Problem to solve: Across the material below, how many lines contain the word "andere"? Give only the number.

Materials provided:

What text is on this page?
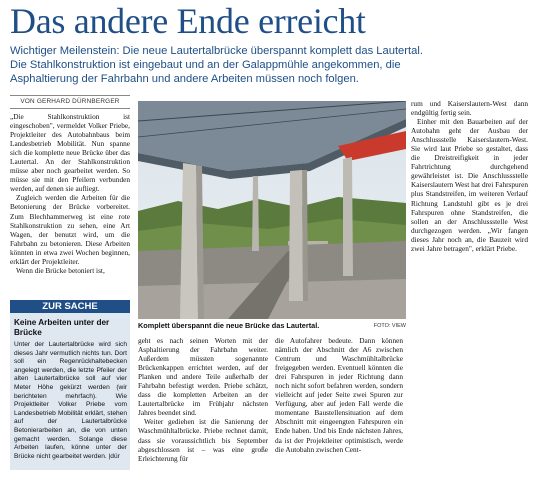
Das andere Ende erreicht
Wichtiger Meilenstein: Die neue Lautertalbrücke überspannt komplett das Lautertal.
Die Stahlkonstruktion ist eingebaut und an der Galappmühle angekommen, die
Asphaltierung der Fahrbahn und andere Arbeiten müssen noch folgen.
VON GERHARD DÜRNBERGER

„Die Stahlkonstruktion ist eingeschoben", vermeldet Volker Priebe, Projektleiter des Autobahnbaus beim Landesbetrieb Mobilität. Nun spanne sich die komplette neue Brücke über das Lautertal. An der Stahlkonstruktion müsse aber noch gearbeitet werden. So müsse sie mit den Pfeilern verbunden werden, auf denen sie aufliegt.

Zugleich werden die Arbeiten für die Betonierung der Brücke vorbereitet. Zum Blechhammerweg ist eine rote Stahlkonstruktion zu sehen, eine Art Wagen, der benutzt wird, um die Fahrbahn zu betonieren. Diese Arbeiten könnten in etwa zwei Wochen beginnen, erklärt der Projektleiter.

Wenn die Brücke betoniert ist,

ZUR SACHE
Keine Arbeiten unter der Brücke
Unter der Lautertalbrücke wird sich dieses Jahr vermutlich nichts tun. Dort soll ein Regenrückhaltebecken angelegt werden, die letzte Pfeiler der alten Lautertalbrücke soll auf vier Meter Höhe gekürzt werden (wir berichteten mehrfach). Wie Projektleiter Volker Priebe vom Landesbetrieb Mobilität erklärt, stehen auf der Lautertalbrücke Betonierarbeiten an, die von unten gemacht werden. Solange diese Arbeiten laufen, könne unter der Brücke nicht gearbeitet werden. |dür
Komplett überspannt die neue Brücke das Lautertal.	FOTO: VIEW

geht es nach seinen Worten mit der Asphaltierung der Fahrbahn weiter. Außerdem müssten sogenannte Brückenkappen errichtet werden, auf der Planken und andere Teile außerhalb der Fahrbahn befestigt werden. Priebe schätzt, dass die kompletten Arbeiten an der Lautertalbrücke im Frühjahr nächsten Jahres beendet sind.

Weiter gediehen ist die Sanierung der Waschmühltalbrücke. Priebe rechnet damit, dass sie voraussichtlich bis September abgeschlossen ist – was eine große Erleichterung für

die Autofahrer bedeute. Dann können nämlich der Abschnitt der A6 zwischen Centrum und Waschmühltalbrücke freigegeben werden. Eventuell könnten die drei Fahrspuren in jeder Richtung dann noch nicht sofort befahren werden, sondern vielleicht auf jeder Seite zwei Spuren zur Verfügung, aber auf jeden Fall werde die momentane Baustellensituation auf dem Abschnitt mit eingeengten Fahrspuren ein Ende haben. Und bis Ende nächsten Jahres, da ist der Projektleiter optimistisch, werde die Autobahn zwischen Cent-

rum und Kaiserslautern-West dann endgültig fertig sein.

Einher mit den Bauarbeiten auf der Autobahn geht der Ausbau der Anschlussstelle Kaiserslautern-West. Sie wird laut Priebe so gestaltet, dass die Dreistreifigkeit in jeder Fahrtrichtung durchgehend gewährleistet ist. Die Anschlussstelle Kaiserslautern West hat drei Fahrspuren plus Standstreifen, im weiteren Verlauf Richtung Landstuhl gibt es je drei Fahrspuren ohne Standstreifen, die sollen an der Anschlussstelle West durchgezogen werden. „Wir fangen dieses Jahr noch an, die Bauzeit wird zwei Jahre betragen", erklärt Priebe.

Response to this task: 3